» **GIVEN EXERCISE**
Copy out all lines that carry the word "JSON".

◇ ◇ ◇

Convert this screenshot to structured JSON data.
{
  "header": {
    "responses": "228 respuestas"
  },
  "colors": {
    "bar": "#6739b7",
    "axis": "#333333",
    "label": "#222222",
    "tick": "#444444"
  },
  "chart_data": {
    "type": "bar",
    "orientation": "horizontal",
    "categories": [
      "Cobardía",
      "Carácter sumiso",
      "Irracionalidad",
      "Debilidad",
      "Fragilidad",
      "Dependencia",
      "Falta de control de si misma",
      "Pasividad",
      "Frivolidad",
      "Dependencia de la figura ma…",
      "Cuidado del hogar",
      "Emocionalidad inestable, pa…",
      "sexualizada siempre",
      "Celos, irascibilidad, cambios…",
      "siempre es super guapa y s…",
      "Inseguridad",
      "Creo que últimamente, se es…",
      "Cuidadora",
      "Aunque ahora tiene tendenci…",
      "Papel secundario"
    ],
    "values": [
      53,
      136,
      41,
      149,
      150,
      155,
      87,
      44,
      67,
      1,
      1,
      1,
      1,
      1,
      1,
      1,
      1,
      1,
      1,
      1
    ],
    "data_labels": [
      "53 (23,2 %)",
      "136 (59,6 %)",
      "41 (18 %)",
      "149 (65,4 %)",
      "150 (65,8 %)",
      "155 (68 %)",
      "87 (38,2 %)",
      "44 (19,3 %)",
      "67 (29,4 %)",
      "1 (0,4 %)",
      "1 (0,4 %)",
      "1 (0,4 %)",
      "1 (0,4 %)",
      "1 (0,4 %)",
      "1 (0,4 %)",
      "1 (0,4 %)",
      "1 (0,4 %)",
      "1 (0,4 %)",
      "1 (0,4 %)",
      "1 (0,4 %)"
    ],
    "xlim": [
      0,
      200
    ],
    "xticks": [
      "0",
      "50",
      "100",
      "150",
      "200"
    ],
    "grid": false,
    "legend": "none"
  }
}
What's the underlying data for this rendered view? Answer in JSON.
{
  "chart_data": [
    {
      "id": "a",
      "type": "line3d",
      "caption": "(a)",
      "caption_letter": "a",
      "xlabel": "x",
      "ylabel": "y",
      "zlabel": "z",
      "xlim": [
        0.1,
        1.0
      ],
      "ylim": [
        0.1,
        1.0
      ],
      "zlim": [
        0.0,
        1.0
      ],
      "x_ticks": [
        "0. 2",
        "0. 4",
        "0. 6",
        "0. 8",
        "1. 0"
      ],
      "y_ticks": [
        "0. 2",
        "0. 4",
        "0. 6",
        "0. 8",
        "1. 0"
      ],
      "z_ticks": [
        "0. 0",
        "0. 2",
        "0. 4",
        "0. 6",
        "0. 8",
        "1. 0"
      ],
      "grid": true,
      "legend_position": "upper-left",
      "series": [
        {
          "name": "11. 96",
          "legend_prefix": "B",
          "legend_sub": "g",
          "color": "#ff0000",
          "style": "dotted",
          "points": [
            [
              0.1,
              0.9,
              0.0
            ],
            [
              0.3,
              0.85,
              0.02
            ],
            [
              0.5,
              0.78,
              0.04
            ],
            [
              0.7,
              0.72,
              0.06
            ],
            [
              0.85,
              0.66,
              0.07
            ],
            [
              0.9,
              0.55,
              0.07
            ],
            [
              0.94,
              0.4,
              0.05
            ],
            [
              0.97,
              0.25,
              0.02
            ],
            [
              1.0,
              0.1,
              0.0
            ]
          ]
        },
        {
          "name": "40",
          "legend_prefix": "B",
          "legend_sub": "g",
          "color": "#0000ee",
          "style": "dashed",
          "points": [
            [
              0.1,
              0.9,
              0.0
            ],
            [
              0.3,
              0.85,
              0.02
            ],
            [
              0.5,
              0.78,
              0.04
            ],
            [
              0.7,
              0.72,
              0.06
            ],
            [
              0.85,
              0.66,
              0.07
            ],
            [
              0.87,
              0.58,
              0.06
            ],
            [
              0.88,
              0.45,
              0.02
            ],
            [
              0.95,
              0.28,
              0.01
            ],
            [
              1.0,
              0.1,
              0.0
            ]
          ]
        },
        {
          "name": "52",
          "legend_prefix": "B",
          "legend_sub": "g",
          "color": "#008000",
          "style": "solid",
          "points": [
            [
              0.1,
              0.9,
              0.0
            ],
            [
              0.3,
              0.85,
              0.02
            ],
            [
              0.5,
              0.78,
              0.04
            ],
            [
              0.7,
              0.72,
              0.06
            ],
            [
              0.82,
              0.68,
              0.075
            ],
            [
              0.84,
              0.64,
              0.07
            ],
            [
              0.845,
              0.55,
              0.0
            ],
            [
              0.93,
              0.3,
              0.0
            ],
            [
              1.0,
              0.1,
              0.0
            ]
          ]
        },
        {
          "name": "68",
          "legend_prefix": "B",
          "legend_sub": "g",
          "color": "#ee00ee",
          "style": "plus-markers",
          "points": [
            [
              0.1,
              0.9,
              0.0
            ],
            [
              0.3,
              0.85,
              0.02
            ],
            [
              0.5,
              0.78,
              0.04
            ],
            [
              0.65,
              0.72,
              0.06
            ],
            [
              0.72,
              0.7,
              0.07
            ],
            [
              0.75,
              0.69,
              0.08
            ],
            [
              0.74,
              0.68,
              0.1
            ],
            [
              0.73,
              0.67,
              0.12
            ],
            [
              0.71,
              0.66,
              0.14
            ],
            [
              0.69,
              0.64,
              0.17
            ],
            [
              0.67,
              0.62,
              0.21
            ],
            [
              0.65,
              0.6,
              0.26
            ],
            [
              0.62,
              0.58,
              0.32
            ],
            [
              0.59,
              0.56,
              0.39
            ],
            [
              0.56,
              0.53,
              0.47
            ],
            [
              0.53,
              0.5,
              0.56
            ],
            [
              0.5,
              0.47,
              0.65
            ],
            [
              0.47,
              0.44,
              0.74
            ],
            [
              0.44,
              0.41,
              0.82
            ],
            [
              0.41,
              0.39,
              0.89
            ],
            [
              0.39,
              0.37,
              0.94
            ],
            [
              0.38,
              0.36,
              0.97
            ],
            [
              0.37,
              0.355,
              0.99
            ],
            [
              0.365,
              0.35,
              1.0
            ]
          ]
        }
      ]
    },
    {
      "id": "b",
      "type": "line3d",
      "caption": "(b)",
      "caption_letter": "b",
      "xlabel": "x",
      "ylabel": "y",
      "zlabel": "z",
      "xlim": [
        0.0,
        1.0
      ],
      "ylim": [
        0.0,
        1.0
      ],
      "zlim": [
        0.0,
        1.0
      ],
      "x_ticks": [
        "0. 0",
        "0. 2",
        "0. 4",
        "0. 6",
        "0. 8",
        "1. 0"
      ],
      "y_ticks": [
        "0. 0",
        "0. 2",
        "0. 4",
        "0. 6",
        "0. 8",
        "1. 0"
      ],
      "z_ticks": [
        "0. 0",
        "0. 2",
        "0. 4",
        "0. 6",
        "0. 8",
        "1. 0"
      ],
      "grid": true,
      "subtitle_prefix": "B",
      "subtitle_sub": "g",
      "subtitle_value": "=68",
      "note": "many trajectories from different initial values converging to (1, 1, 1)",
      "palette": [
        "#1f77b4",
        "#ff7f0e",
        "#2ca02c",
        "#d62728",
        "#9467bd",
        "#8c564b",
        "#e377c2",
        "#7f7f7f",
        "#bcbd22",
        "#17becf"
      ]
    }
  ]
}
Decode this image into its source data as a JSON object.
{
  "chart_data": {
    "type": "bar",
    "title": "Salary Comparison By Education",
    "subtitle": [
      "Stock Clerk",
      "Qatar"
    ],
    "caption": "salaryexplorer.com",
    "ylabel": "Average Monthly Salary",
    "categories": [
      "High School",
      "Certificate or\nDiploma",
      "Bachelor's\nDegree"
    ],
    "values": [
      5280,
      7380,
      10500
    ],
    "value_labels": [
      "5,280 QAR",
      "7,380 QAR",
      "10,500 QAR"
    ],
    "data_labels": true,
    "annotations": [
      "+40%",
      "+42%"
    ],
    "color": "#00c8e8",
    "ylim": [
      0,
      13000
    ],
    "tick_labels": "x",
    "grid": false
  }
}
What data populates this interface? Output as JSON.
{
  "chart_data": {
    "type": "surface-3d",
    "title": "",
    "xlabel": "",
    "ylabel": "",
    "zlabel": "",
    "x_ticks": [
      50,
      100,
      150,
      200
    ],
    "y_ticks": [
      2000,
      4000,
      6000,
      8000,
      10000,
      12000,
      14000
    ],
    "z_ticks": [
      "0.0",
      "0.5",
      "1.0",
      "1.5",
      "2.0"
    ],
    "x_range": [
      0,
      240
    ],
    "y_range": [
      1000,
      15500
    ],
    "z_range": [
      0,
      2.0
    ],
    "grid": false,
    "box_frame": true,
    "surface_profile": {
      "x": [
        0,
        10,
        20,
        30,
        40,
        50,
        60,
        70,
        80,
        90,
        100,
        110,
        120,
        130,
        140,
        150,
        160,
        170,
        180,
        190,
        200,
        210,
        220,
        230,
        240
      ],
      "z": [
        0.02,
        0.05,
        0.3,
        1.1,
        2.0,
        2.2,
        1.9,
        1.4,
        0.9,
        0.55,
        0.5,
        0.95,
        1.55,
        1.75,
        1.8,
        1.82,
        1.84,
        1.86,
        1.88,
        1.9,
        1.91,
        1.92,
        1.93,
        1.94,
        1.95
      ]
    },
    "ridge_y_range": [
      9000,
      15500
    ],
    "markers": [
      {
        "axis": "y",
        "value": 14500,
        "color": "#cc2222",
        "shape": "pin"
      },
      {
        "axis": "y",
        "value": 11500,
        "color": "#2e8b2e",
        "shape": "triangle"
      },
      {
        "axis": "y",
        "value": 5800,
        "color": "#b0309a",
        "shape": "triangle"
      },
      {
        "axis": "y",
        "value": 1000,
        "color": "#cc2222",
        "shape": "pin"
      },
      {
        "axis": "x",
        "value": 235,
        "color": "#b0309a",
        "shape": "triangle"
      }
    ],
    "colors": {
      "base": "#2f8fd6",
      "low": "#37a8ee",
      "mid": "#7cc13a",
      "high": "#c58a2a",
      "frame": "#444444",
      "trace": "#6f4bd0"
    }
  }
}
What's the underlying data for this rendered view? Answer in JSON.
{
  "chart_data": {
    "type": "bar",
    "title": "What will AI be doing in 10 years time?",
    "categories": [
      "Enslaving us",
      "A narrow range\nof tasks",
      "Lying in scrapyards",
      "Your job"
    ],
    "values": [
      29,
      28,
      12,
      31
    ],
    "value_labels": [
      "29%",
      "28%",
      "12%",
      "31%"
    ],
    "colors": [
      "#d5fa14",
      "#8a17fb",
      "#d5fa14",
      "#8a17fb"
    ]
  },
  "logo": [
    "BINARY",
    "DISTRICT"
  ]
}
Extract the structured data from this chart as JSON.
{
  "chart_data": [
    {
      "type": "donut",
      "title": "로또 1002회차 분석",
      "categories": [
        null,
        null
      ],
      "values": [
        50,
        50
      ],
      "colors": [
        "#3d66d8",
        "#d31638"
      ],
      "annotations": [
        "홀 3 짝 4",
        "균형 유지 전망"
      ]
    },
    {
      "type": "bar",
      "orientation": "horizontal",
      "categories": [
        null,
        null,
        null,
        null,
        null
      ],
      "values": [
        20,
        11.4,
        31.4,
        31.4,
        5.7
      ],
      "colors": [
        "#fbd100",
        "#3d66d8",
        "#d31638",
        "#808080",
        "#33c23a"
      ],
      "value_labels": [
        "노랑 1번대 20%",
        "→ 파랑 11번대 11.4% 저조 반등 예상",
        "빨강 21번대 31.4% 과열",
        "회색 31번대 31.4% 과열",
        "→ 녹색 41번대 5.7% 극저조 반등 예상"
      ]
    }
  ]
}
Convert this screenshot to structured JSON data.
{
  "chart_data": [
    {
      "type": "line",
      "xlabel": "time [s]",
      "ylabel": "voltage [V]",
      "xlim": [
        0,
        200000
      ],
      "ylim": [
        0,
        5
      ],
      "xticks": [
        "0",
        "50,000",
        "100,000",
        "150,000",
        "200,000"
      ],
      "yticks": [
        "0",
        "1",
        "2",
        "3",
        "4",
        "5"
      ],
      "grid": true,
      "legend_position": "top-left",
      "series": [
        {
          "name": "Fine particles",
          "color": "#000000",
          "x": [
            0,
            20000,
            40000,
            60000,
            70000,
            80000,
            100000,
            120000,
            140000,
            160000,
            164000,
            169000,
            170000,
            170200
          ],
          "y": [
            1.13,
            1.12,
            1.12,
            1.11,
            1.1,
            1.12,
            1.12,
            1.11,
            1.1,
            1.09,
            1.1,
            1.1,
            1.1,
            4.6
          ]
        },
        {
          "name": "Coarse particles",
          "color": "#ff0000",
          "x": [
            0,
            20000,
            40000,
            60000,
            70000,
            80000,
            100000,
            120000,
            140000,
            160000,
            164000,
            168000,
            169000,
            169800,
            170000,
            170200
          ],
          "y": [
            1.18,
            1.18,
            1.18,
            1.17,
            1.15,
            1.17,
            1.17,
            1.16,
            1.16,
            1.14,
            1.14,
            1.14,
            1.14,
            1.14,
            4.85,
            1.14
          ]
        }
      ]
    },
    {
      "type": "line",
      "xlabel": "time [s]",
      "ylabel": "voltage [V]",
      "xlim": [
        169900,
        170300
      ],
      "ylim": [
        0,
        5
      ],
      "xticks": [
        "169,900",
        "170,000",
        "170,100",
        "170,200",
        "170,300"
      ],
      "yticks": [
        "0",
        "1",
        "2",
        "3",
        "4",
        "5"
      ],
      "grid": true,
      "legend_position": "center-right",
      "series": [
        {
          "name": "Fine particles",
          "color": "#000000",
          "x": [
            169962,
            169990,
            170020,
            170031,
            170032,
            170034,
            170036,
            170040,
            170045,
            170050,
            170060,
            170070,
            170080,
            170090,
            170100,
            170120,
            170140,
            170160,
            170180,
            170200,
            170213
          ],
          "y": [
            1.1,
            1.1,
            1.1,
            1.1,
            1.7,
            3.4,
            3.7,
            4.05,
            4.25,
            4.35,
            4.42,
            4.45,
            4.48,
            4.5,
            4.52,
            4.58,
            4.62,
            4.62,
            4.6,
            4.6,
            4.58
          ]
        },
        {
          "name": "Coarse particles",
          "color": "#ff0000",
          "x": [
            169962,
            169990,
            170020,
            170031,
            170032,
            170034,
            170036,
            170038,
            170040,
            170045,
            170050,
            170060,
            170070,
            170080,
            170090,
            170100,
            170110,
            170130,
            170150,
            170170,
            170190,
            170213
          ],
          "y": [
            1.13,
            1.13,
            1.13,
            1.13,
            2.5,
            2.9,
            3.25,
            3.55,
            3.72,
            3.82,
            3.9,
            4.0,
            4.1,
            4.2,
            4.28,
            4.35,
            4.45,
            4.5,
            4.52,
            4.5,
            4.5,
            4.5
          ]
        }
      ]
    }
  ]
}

◇ ◇ ◇

» **OUTPUT FOR THIS TASK**
Convert this screenshot to structured JSON data.
What's the underlying data for this rendered view? Answer in JSON.
Decode this image into its source data as a JSON object.
What data populates this interface? Output as JSON.
What's the underlying data for this rendered view? Answer in JSON.
Extract the structured data from this chart as JSON.
Convert this screenshot to structured JSON data.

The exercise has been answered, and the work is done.